▶ **REQUIRED TASK**
Leave out the pictures and reproduce all of the data exactly.
┌──
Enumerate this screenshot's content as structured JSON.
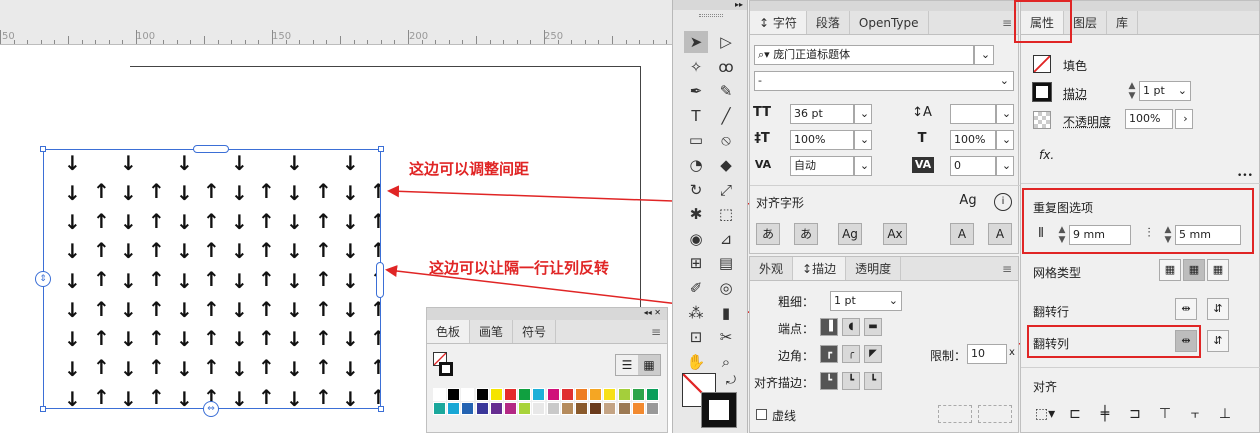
{
  "ruler": {
    "labels": [
      "50",
      "100",
      "150",
      "200",
      "250"
    ]
  },
  "annotations": {
    "spacing": "这边可以调整间距",
    "flip": "这边可以让隔一行让列反转"
  },
  "character_panel": {
    "tabs": [
      "字符",
      "段落",
      "OpenType"
    ],
    "font_family": "庞门正道标题体",
    "font_style": "-",
    "font_size": "36 pt",
    "leading": "",
    "vscale": "100%",
    "hscale": "100%",
    "kerning": "自动",
    "tracking": "0",
    "align_glyph_label": "对齐字形",
    "glyph_buttons": [
      "あ",
      "あ",
      "Ag",
      "Ax",
      "A",
      "A"
    ]
  },
  "stroke_panel": {
    "tabs": [
      "外观",
      "描边",
      "透明度"
    ],
    "weight_label": "粗细：",
    "weight": "1 pt",
    "cap_label": "端点：",
    "corner_label": "边角：",
    "limit_label": "限制：",
    "limit": "10",
    "limit_unit": "x",
    "align_label": "对齐描边：",
    "dashed_label": "虚线"
  },
  "swatches_panel": {
    "tabs": [
      "色板",
      "画笔",
      "符号"
    ],
    "colors": [
      "#ffffff",
      "#000000",
      "#ffffff",
      "#000000",
      "#f5e400",
      "#e52b2b",
      "#10a040",
      "#1cb0d8",
      "#d0107a",
      "#e03030",
      "#ee7d22",
      "#f5a623",
      "#f7e017",
      "#a4cf3b",
      "#2ca44a",
      "#0a9e5a",
      "#1ba89c",
      "#19a7d5",
      "#2463b2",
      "#3a3799",
      "#662d91",
      "#b42884",
      "#a8d33a",
      "#e8e8e8",
      "#c9c9c9",
      "#b58b5c",
      "#8a5a2c",
      "#6b3b1c",
      "#c4a484",
      "#9c7a54",
      "#f28a30",
      "#999999"
    ]
  },
  "properties_panel": {
    "tabs": [
      "属性",
      "图层",
      "库"
    ],
    "fill_label": "填色",
    "stroke_label": "描边",
    "stroke_value": "1 pt",
    "opacity_label": "不透明度",
    "opacity_value": "100%",
    "fx_label": "fx.",
    "more": "•••",
    "repeat_title": "重复图选项",
    "h_spacing": "9 mm",
    "v_spacing": "5 mm",
    "grid_type_label": "网格类型",
    "flip_row_label": "翻转行",
    "flip_col_label": "翻转列",
    "align_label": "对齐"
  },
  "colors": {
    "annotation": "#e02525",
    "selection": "#3b6fd6",
    "panel_bg": "#f0f0f0"
  },
  "pattern": {
    "rows_down": "↓",
    "rows_up": "↑"
  }
}
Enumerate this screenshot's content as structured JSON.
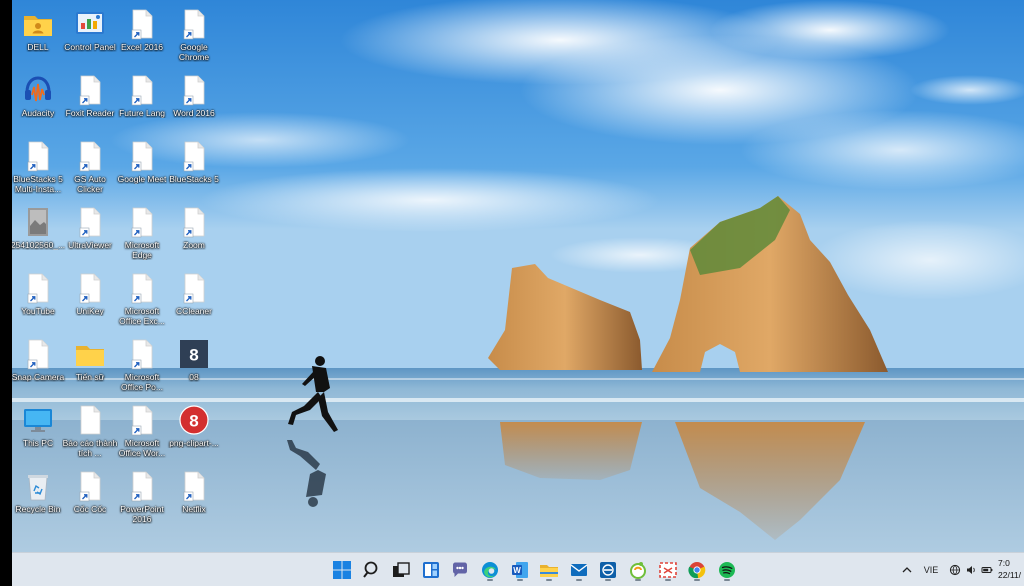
{
  "desktop": {
    "icons": [
      {
        "label": "DELL",
        "icon": "folder-user-icon"
      },
      {
        "label": "Control Panel",
        "icon": "control-panel-icon"
      },
      {
        "label": "Excel 2016",
        "icon": "file-shortcut-icon"
      },
      {
        "label": "Google Chrome",
        "icon": "file-shortcut-icon"
      },
      {
        "label": "Audacity",
        "icon": "audacity-icon"
      },
      {
        "label": "Foxit Reader",
        "icon": "file-shortcut-icon"
      },
      {
        "label": "Future Lang",
        "icon": "file-shortcut-icon"
      },
      {
        "label": "Word 2016",
        "icon": "file-shortcut-icon"
      },
      {
        "label": "BlueStacks 5 Multi-Insta...",
        "icon": "file-shortcut-icon"
      },
      {
        "label": "GS Auto Clicker",
        "icon": "file-shortcut-icon"
      },
      {
        "label": "Google Meet",
        "icon": "file-shortcut-icon"
      },
      {
        "label": "BlueStacks 5",
        "icon": "file-shortcut-icon"
      },
      {
        "label": "254102560_...",
        "icon": "image-file-icon"
      },
      {
        "label": "UltraViewer",
        "icon": "file-shortcut-icon"
      },
      {
        "label": "Microsoft Edge",
        "icon": "file-shortcut-icon"
      },
      {
        "label": "Zoom",
        "icon": "file-shortcut-icon"
      },
      {
        "label": "YouTube",
        "icon": "file-shortcut-icon"
      },
      {
        "label": "UniKey",
        "icon": "file-shortcut-icon"
      },
      {
        "label": "Microsoft Office Exc...",
        "icon": "file-shortcut-icon"
      },
      {
        "label": "CCleaner",
        "icon": "file-shortcut-icon"
      },
      {
        "label": "Snap Camera",
        "icon": "file-shortcut-icon"
      },
      {
        "label": "Tiến sữ",
        "icon": "folder-icon"
      },
      {
        "label": "Microsoft Office Po...",
        "icon": "file-shortcut-icon"
      },
      {
        "label": "08",
        "icon": "number-8-dark-icon"
      },
      {
        "label": "This PC",
        "icon": "monitor-icon"
      },
      {
        "label": "Báo cáo thành tích ...",
        "icon": "file-icon"
      },
      {
        "label": "Microsoft Office Wor...",
        "icon": "file-shortcut-icon"
      },
      {
        "label": "png-clipart-...",
        "icon": "number-8-red-icon"
      },
      {
        "label": "Recycle Bin",
        "icon": "recycle-bin-icon"
      },
      {
        "label": "Cốc Cốc",
        "icon": "file-shortcut-icon"
      },
      {
        "label": "PowerPoint 2016",
        "icon": "file-shortcut-icon"
      },
      {
        "label": "Netflix",
        "icon": "file-shortcut-icon"
      }
    ]
  },
  "taskbar": {
    "apps": [
      {
        "name": "Start",
        "icon": "windows-start-icon"
      },
      {
        "name": "Search",
        "icon": "search-icon"
      },
      {
        "name": "Task View",
        "icon": "task-view-icon"
      },
      {
        "name": "Widgets",
        "icon": "widgets-icon"
      },
      {
        "name": "Chat",
        "icon": "teams-chat-icon"
      },
      {
        "name": "Microsoft Edge",
        "icon": "edge-icon"
      },
      {
        "name": "Microsoft Word",
        "icon": "word-icon"
      },
      {
        "name": "File Explorer",
        "icon": "file-explorer-icon"
      },
      {
        "name": "Mail",
        "icon": "mail-icon"
      },
      {
        "name": "App",
        "icon": "blue-square-app-icon"
      },
      {
        "name": "Cốc Cốc",
        "icon": "coccoc-icon"
      },
      {
        "name": "Snipping",
        "icon": "snipping-icon"
      },
      {
        "name": "Google Chrome",
        "icon": "chrome-icon"
      },
      {
        "name": "Spotify",
        "icon": "spotify-icon"
      }
    ],
    "tray": {
      "chevron": "chevron-up-icon",
      "language": "VIE",
      "time": "7:0",
      "date": "22/11/"
    }
  }
}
└──
▶ **RIGHT ANSWER**
Enumerate this screenshot's content as structured JSON.
{
  "ruler": {
    "labels": [
      "50",
      "100",
      "150",
      "200",
      "250"
    ]
  },
  "annotations": {
    "spacing": "这边可以调整间距",
    "flip": "这边可以让隔一行让列反转"
  },
  "character_panel": {
    "tabs": [
      "字符",
      "段落",
      "OpenType"
    ],
    "font_family": "庞门正道标题体",
    "font_style": "-",
    "font_size": "36 pt",
    "leading": "",
    "vscale": "100%",
    "hscale": "100%",
    "kerning": "自动",
    "tracking": "0",
    "align_glyph_label": "对齐字形",
    "glyph_buttons": [
      "あ",
      "あ",
      "Ag",
      "Ax",
      "A",
      "A"
    ]
  },
  "stroke_panel": {
    "tabs": [
      "外观",
      "描边",
      "透明度"
    ],
    "weight_label": "粗细：",
    "weight": "1 pt",
    "cap_label": "端点：",
    "corner_label": "边角：",
    "limit_label": "限制：",
    "limit": "10",
    "limit_unit": "x",
    "align_label": "对齐描边：",
    "dashed_label": "虚线"
  },
  "swatches_panel": {
    "tabs": [
      "色板",
      "画笔",
      "符号"
    ],
    "colors": [
      "#ffffff",
      "#000000",
      "#ffffff",
      "#000000",
      "#f5e400",
      "#e52b2b",
      "#10a040",
      "#1cb0d8",
      "#d0107a",
      "#e03030",
      "#ee7d22",
      "#f5a623",
      "#f7e017",
      "#a4cf3b",
      "#2ca44a",
      "#0a9e5a",
      "#1ba89c",
      "#19a7d5",
      "#2463b2",
      "#3a3799",
      "#662d91",
      "#b42884",
      "#a8d33a",
      "#e8e8e8",
      "#c9c9c9",
      "#b58b5c",
      "#8a5a2c",
      "#6b3b1c",
      "#c4a484",
      "#9c7a54",
      "#f28a30",
      "#999999"
    ]
  },
  "properties_panel": {
    "tabs": [
      "属性",
      "图层",
      "库"
    ],
    "fill_label": "填色",
    "stroke_label": "描边",
    "stroke_value": "1 pt",
    "opacity_label": "不透明度",
    "opacity_value": "100%",
    "fx_label": "fx.",
    "more": "•••",
    "repeat_title": "重复图选项",
    "h_spacing": "9 mm",
    "v_spacing": "5 mm",
    "grid_type_label": "网格类型",
    "flip_row_label": "翻转行",
    "flip_col_label": "翻转列",
    "align_label": "对齐"
  },
  "colors": {
    "annotation": "#e02525",
    "selection": "#3b6fd6",
    "panel_bg": "#f0f0f0"
  },
  "pattern": {
    "rows_down": "↓",
    "rows_up": "↑"
  }
}
Enumerate this screenshot's content as structured JSON.
{
  "desktop": {
    "icons": [
      {
        "label": "DELL",
        "icon": "folder-user-icon"
      },
      {
        "label": "Control Panel",
        "icon": "control-panel-icon"
      },
      {
        "label": "Excel 2016",
        "icon": "file-shortcut-icon"
      },
      {
        "label": "Google Chrome",
        "icon": "file-shortcut-icon"
      },
      {
        "label": "Audacity",
        "icon": "audacity-icon"
      },
      {
        "label": "Foxit Reader",
        "icon": "file-shortcut-icon"
      },
      {
        "label": "Future Lang",
        "icon": "file-shortcut-icon"
      },
      {
        "label": "Word 2016",
        "icon": "file-shortcut-icon"
      },
      {
        "label": "BlueStacks 5 Multi-Insta...",
        "icon": "file-shortcut-icon"
      },
      {
        "label": "GS Auto Clicker",
        "icon": "file-shortcut-icon"
      },
      {
        "label": "Google Meet",
        "icon": "file-shortcut-icon"
      },
      {
        "label": "BlueStacks 5",
        "icon": "file-shortcut-icon"
      },
      {
        "label": "254102560_...",
        "icon": "image-file-icon"
      },
      {
        "label": "UltraViewer",
        "icon": "file-shortcut-icon"
      },
      {
        "label": "Microsoft Edge",
        "icon": "file-shortcut-icon"
      },
      {
        "label": "Zoom",
        "icon": "file-shortcut-icon"
      },
      {
        "label": "YouTube",
        "icon": "file-shortcut-icon"
      },
      {
        "label": "UniKey",
        "icon": "file-shortcut-icon"
      },
      {
        "label": "Microsoft Office Exc...",
        "icon": "file-shortcut-icon"
      },
      {
        "label": "CCleaner",
        "icon": "file-shortcut-icon"
      },
      {
        "label": "Snap Camera",
        "icon": "file-shortcut-icon"
      },
      {
        "label": "Tiến sữ",
        "icon": "folder-icon"
      },
      {
        "label": "Microsoft Office Po...",
        "icon": "file-shortcut-icon"
      },
      {
        "label": "08",
        "icon": "number-8-dark-icon"
      },
      {
        "label": "This PC",
        "icon": "monitor-icon"
      },
      {
        "label": "Báo cáo thành tích ...",
        "icon": "file-icon"
      },
      {
        "label": "Microsoft Office Wor...",
        "icon": "file-shortcut-icon"
      },
      {
        "label": "png-clipart-...",
        "icon": "number-8-red-icon"
      },
      {
        "label": "Recycle Bin",
        "icon": "recycle-bin-icon"
      },
      {
        "label": "Cốc Cốc",
        "icon": "file-shortcut-icon"
      },
      {
        "label": "PowerPoint 2016",
        "icon": "file-shortcut-icon"
      },
      {
        "label": "Netflix",
        "icon": "file-shortcut-icon"
      }
    ]
  },
  "taskbar": {
    "apps": [
      {
        "name": "Start",
        "icon": "windows-start-icon"
      },
      {
        "name": "Search",
        "icon": "search-icon"
      },
      {
        "name": "Task View",
        "icon": "task-view-icon"
      },
      {
        "name": "Widgets",
        "icon": "widgets-icon"
      },
      {
        "name": "Chat",
        "icon": "teams-chat-icon"
      },
      {
        "name": "Microsoft Edge",
        "icon": "edge-icon"
      },
      {
        "name": "Microsoft Word",
        "icon": "word-icon"
      },
      {
        "name": "File Explorer",
        "icon": "file-explorer-icon"
      },
      {
        "name": "Mail",
        "icon": "mail-icon"
      },
      {
        "name": "App",
        "icon": "blue-square-app-icon"
      },
      {
        "name": "Cốc Cốc",
        "icon": "coccoc-icon"
      },
      {
        "name": "Snipping",
        "icon": "snipping-icon"
      },
      {
        "name": "Google Chrome",
        "icon": "chrome-icon"
      },
      {
        "name": "Spotify",
        "icon": "spotify-icon"
      }
    ],
    "tray": {
      "chevron": "chevron-up-icon",
      "language": "VIE",
      "time": "7:0",
      "date": "22/11/"
    }
  }
}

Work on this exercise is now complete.